==== Task data

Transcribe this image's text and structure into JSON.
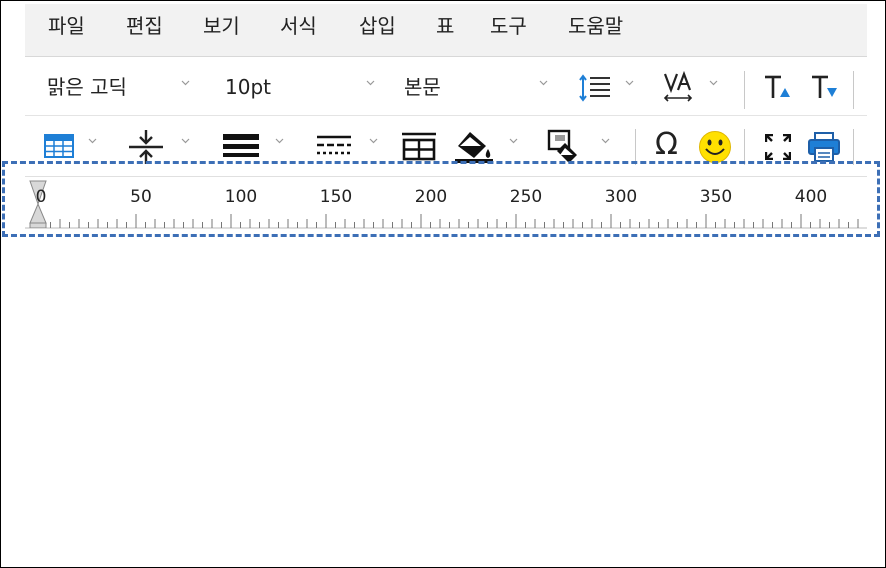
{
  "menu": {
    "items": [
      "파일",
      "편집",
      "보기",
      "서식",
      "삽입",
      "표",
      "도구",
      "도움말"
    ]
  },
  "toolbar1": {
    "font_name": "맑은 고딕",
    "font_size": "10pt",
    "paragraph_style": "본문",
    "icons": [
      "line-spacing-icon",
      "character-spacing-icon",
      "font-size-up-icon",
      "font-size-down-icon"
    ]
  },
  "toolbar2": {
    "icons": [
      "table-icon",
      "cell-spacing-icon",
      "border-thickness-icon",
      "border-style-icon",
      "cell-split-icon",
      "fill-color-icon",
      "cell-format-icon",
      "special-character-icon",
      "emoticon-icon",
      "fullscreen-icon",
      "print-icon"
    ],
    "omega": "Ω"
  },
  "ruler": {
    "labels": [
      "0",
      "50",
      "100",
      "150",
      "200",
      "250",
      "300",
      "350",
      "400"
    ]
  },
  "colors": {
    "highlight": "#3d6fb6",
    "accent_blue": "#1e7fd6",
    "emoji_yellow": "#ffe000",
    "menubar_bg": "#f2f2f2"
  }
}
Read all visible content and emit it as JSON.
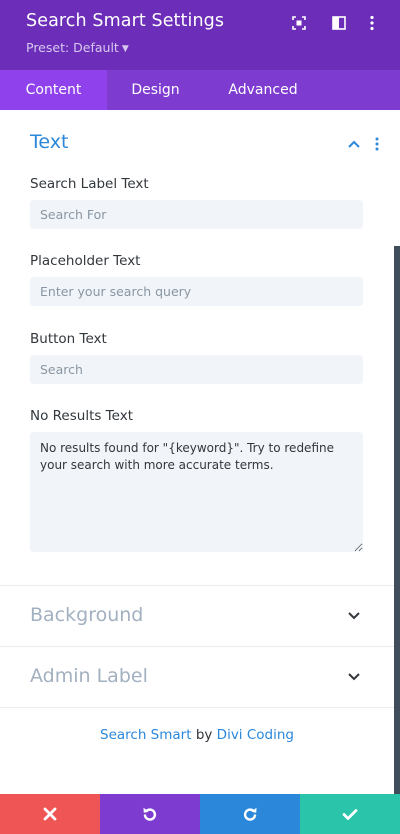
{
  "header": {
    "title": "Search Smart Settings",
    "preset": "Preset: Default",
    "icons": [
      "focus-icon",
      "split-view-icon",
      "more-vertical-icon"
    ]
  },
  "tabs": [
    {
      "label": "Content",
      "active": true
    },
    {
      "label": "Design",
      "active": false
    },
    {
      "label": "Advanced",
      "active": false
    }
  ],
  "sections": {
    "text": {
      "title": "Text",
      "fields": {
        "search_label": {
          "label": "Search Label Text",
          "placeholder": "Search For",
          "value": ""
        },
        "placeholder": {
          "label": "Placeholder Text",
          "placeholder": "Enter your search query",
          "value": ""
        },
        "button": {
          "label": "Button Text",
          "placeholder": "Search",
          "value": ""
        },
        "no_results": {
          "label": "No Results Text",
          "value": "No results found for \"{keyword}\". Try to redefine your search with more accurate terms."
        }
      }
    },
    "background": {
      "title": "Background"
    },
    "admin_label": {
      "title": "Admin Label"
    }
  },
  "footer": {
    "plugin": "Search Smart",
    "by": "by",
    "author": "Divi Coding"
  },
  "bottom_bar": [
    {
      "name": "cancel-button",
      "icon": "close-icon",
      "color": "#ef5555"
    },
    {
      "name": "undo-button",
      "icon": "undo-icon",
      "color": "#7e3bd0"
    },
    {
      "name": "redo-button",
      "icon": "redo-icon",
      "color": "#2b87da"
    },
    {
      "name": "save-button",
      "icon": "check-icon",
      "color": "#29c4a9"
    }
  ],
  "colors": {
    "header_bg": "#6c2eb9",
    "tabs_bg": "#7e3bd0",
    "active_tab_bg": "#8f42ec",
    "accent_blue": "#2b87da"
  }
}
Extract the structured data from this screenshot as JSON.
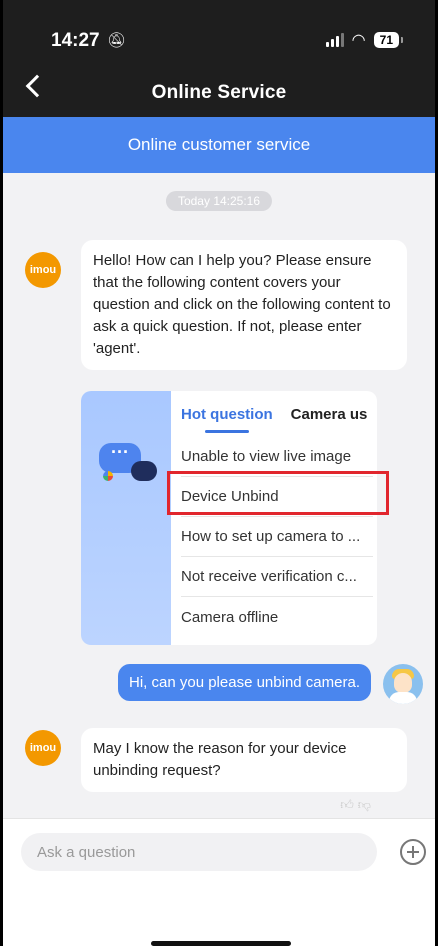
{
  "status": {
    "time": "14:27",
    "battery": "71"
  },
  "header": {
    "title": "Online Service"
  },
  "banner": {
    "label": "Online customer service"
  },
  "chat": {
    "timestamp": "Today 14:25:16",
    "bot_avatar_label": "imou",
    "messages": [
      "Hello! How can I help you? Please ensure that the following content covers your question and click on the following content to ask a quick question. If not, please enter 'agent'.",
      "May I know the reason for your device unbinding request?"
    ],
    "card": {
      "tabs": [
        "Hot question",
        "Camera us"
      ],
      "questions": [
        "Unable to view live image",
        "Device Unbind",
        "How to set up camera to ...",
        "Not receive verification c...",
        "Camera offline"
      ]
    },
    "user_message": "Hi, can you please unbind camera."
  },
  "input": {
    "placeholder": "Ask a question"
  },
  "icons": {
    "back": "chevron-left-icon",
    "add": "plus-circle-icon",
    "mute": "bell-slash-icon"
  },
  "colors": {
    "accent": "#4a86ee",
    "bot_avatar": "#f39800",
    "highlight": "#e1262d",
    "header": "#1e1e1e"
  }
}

========

■ **Aim of the exercise**
The material above must be printed exactly, with its pictures left out.

■ **Result below**
Transcribe this image's text and structure into JSON.
{
  "menu": {
    "items": [
      "파일",
      "편집",
      "보기",
      "서식",
      "삽입",
      "표",
      "도구",
      "도움말"
    ]
  },
  "toolbar1": {
    "font_name": "맑은 고딕",
    "font_size": "10pt",
    "paragraph_style": "본문",
    "icons": [
      "line-spacing-icon",
      "character-spacing-icon",
      "font-size-up-icon",
      "font-size-down-icon"
    ]
  },
  "toolbar2": {
    "icons": [
      "table-icon",
      "cell-spacing-icon",
      "border-thickness-icon",
      "border-style-icon",
      "cell-split-icon",
      "fill-color-icon",
      "cell-format-icon",
      "special-character-icon",
      "emoticon-icon",
      "fullscreen-icon",
      "print-icon"
    ],
    "omega": "Ω"
  },
  "ruler": {
    "labels": [
      "0",
      "50",
      "100",
      "150",
      "200",
      "250",
      "300",
      "350",
      "400"
    ]
  },
  "colors": {
    "highlight": "#3d6fb6",
    "accent_blue": "#1e7fd6",
    "emoji_yellow": "#ffe000",
    "menubar_bg": "#f2f2f2"
  }
}
Read all visible content and emit it as JSON.
{
  "header": {
    "title": "Search Smart Settings",
    "preset": "Preset: Default",
    "icons": [
      "focus-icon",
      "split-view-icon",
      "more-vertical-icon"
    ]
  },
  "tabs": [
    {
      "label": "Content",
      "active": true
    },
    {
      "label": "Design",
      "active": false
    },
    {
      "label": "Advanced",
      "active": false
    }
  ],
  "sections": {
    "text": {
      "title": "Text",
      "fields": {
        "search_label": {
          "label": "Search Label Text",
          "placeholder": "Search For",
          "value": ""
        },
        "placeholder": {
          "label": "Placeholder Text",
          "placeholder": "Enter your search query",
          "value": ""
        },
        "button": {
          "label": "Button Text",
          "placeholder": "Search",
          "value": ""
        },
        "no_results": {
          "label": "No Results Text",
          "value": "No results found for \"{keyword}\". Try to redefine your search with more accurate terms."
        }
      }
    },
    "background": {
      "title": "Background"
    },
    "admin_label": {
      "title": "Admin Label"
    }
  },
  "footer": {
    "plugin": "Search Smart",
    "by": "by",
    "author": "Divi Coding"
  },
  "bottom_bar": [
    {
      "name": "cancel-button",
      "icon": "close-icon",
      "color": "#ef5555"
    },
    {
      "name": "undo-button",
      "icon": "undo-icon",
      "color": "#7e3bd0"
    },
    {
      "name": "redo-button",
      "icon": "redo-icon",
      "color": "#2b87da"
    },
    {
      "name": "save-button",
      "icon": "check-icon",
      "color": "#29c4a9"
    }
  ],
  "colors": {
    "header_bg": "#6c2eb9",
    "tabs_bg": "#7e3bd0",
    "active_tab_bg": "#8f42ec",
    "accent_blue": "#2b87da"
  }
}
Extract the structured data from this screenshot as JSON.
{
  "status": {
    "time": "14:27",
    "battery": "71"
  },
  "header": {
    "title": "Online Service"
  },
  "banner": {
    "label": "Online customer service"
  },
  "chat": {
    "timestamp": "Today 14:25:16",
    "bot_avatar_label": "imou",
    "messages": [
      "Hello! How can I help you? Please ensure that the following content covers your question and click on the following content to ask a quick question. If not, please enter 'agent'.",
      "May I know the reason for your device unbinding request?"
    ],
    "card": {
      "tabs": [
        "Hot question",
        "Camera us"
      ],
      "questions": [
        "Unable to view live image",
        "Device Unbind",
        "How to set up camera to ...",
        "Not receive verification c...",
        "Camera offline"
      ]
    },
    "user_message": "Hi, can you please unbind camera."
  },
  "input": {
    "placeholder": "Ask a question"
  },
  "icons": {
    "back": "chevron-left-icon",
    "add": "plus-circle-icon",
    "mute": "bell-slash-icon"
  },
  "colors": {
    "accent": "#4a86ee",
    "bot_avatar": "#f39800",
    "highlight": "#e1262d",
    "header": "#1e1e1e"
  }
}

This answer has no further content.